| Set exercise |
In the data below, find each line containing the string "materials" and return it.

─── Data lines

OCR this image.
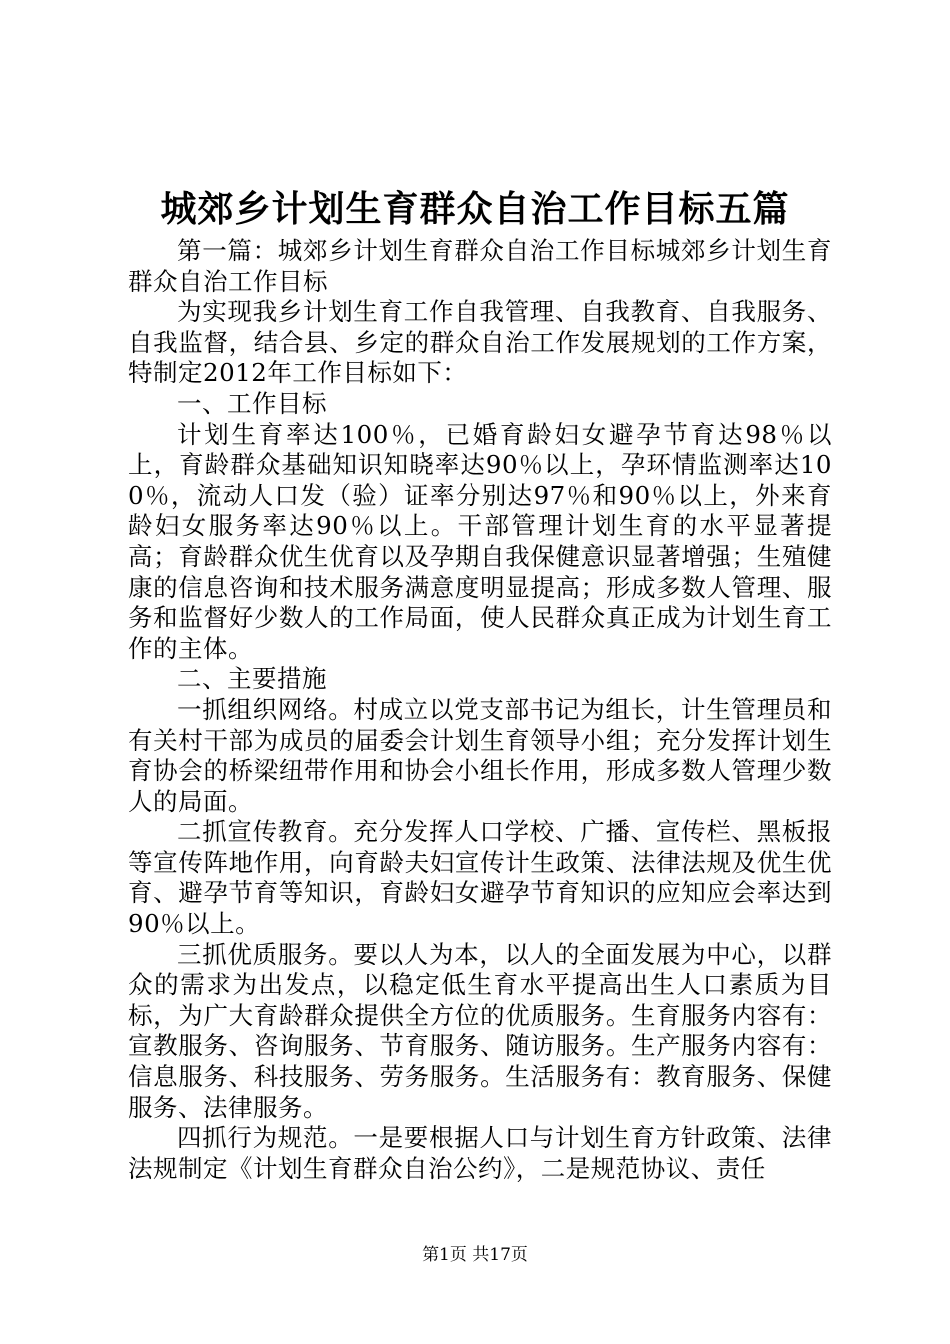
城郊乡计划生育群众自治工作目标五篇

第一篇：城郊乡计划生育群众自治工作目标城郊乡计划生育群众自治工作目标

为实现我乡计划生育工作自我管理、自我教育、自我服务、自我监督，结合县、乡定的群众自治工作发展规划的工作方案，特制定2012年工作目标如下：

一、工作目标

计划生育率达100％，已婚育龄妇女避孕节育达98％以上，育龄群众基础知识知晓率达90％以上，孕环情监测率达100％，流动人口发（验）证率分别达97％和90％以上，外来育龄妇女服务率达90％以上。干部管理计划生育的水平显著提高；育龄群众优生优育以及孕期自我保健意识显著增强；生殖健康的信息咨询和技术服务满意度明显提高；形成多数人管理、服务和监督好少数人的工作局面，使人民群众真正成为计划生育工作的主体。

二、主要措施

一抓组织网络。村成立以党支部书记为组长，计生管理员和有关村干部为成员的届委会计划生育领导小组；充分发挥计划生育协会的桥梁纽带作用和协会小组长作用，形成多数人管理少数人的局面。

二抓宣传教育。充分发挥人口学校、广播、宣传栏、黑板报等宣传阵地作用，向育龄夫妇宣传计生政策、法律法规及优生优育、避孕节育等知识，育龄妇女避孕节育知识的应知应会率达到90％以上。

三抓优质服务。要以人为本，以人的全面发展为中心，以群众的需求为出发点，以稳定低生育水平提高出生人口素质为目标，为广大育龄群众提供全方位的优质服务。生育服务内容有：宣教服务、咨询服务、节育服务、随访服务。生产服务内容有：信息服务、科技服务、劳务服务。生活服务有：教育服务、保健服务、法律服务。

四抓行为规范。一是要根据人口与计划生育方针政策、法律法规制定《计划生育群众自治公约》，二是规范协议、责任

第1页 共17页
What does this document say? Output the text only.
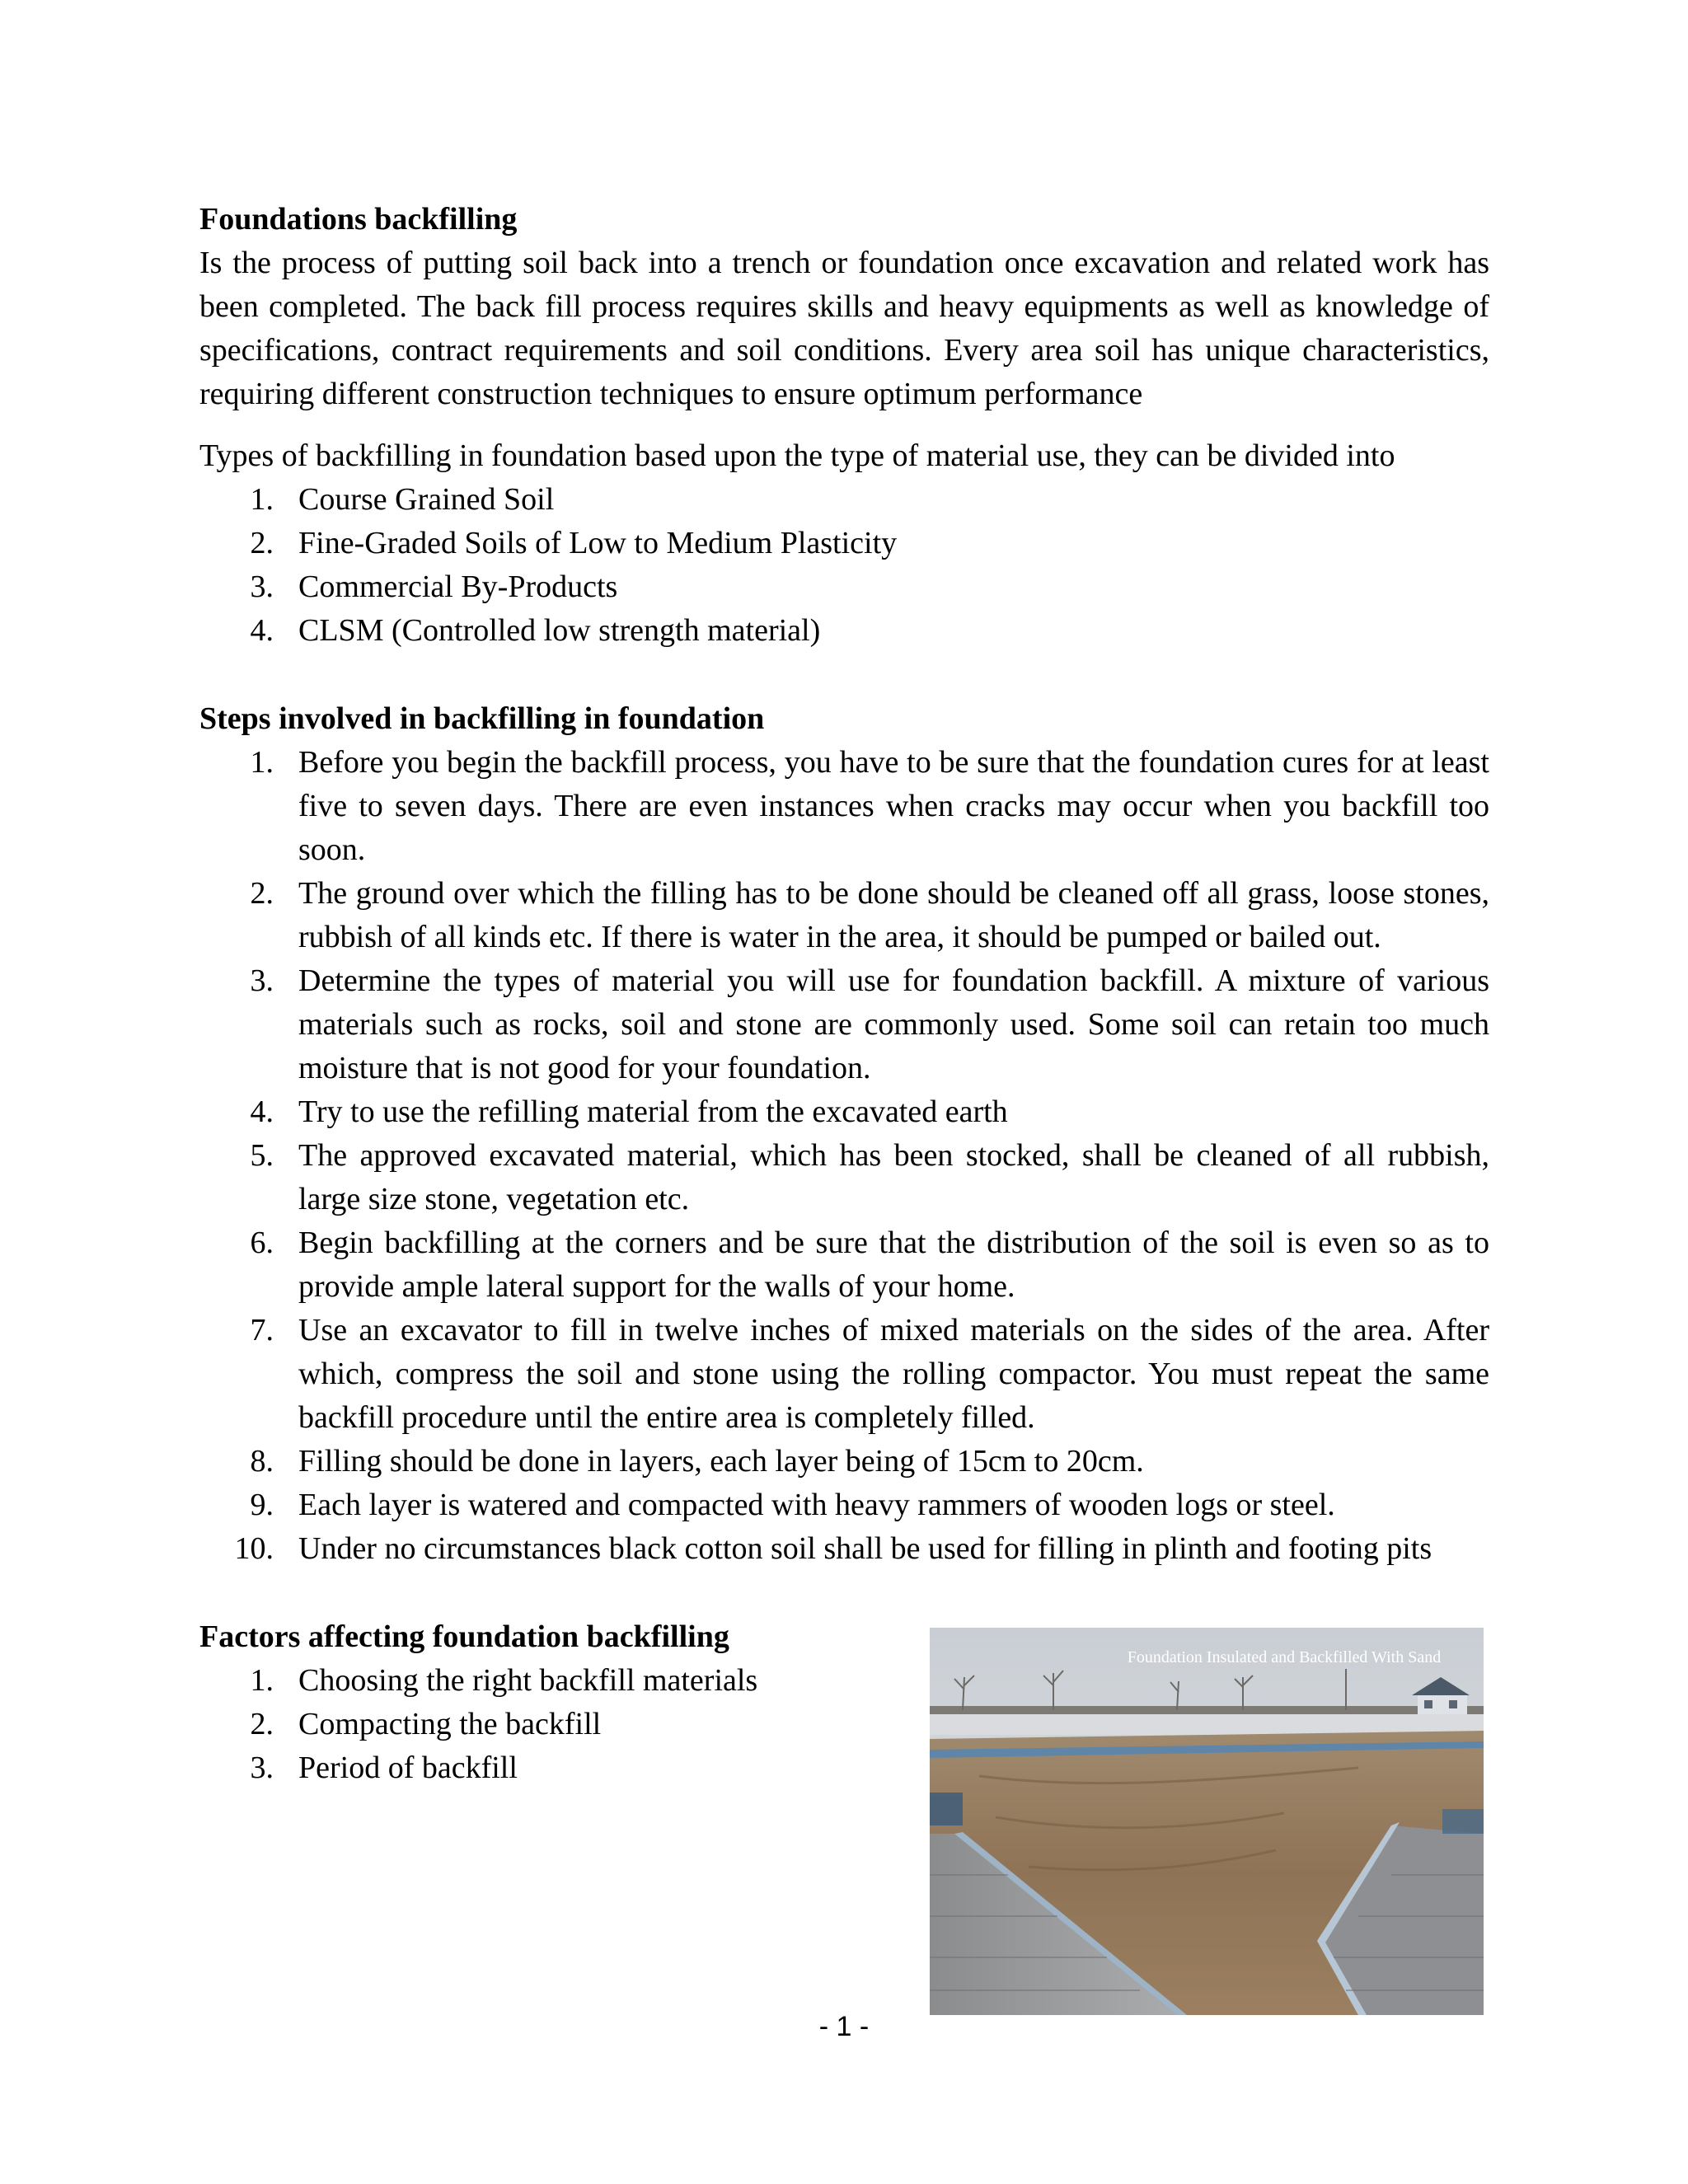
Foundations backfilling

Is the process of putting soil back into a trench or foundation once excavation and related work has been completed. The back fill process requires skills and heavy equipments as well as knowledge of specifications, contract requirements and soil conditions. Every area soil has unique characteristics, requiring different construction techniques to ensure optimum performance

Types of backfilling in foundation based upon the type of material use, they can be divided into

1. Course Grained Soil
2. Fine-Graded Soils of Low to Medium Plasticity
3. Commercial By-Products
4. CLSM (Controlled low strength material)
Steps involved in backfilling in foundation
1. Before you begin the backfill process, you have to be sure that the foundation cures for at least five to seven days. There are even instances when cracks may occur when you backfill too soon.
2. The ground over which the filling has to be done should be cleaned off all grass, loose stones, rubbish of all kinds etc. If there is water in the area, it should be pumped or bailed out.
3. Determine the types of material you will use for foundation backfill. A mixture of various materials such as rocks, soil and stone are commonly used. Some soil can retain too much moisture that is not good for your foundation.
4. Try to use the refilling material from the excavated earth
5. The approved excavated material, which has been stocked, shall be cleaned of all rubbish, large size stone, vegetation etc.
6. Begin backfilling at the corners and be sure that the distribution of the soil is even so as to provide ample lateral support for the walls of your home.
7. Use an excavator to fill in twelve inches of mixed materials on the sides of the area. After which, compress the soil and stone using the rolling compactor. You must repeat the same backfill procedure until the entire area is completely filled.
8. Filling should be done in layers, each layer being of 15cm to 20cm.
9. Each layer is watered and compacted with heavy rammers of wooden logs or steel.
10. Under no circumstances black cotton soil shall be used for filling in plinth and footing pits
Factors affecting foundation backfilling
1. Choosing the right backfill materials
2. Compacting the backfill
3. Period of backfill
Foundation Insulated and Backfilled With Sand
- 1 -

──────

| Correct response |
3. Determine the types of material you will use for foundation backfill. A mixture of various materials such as rocks, soil and stone are commonly used. Some soil can retain too much moisture that is not good for your foundation.
7. Use an excavator to fill in twelve inches of mixed materials on the sides of the area. After which, compress the soil and stone using the rolling compactor. You must repeat the same backfill procedure until the entire area is completely filled.
1. Choosing the right backfill materials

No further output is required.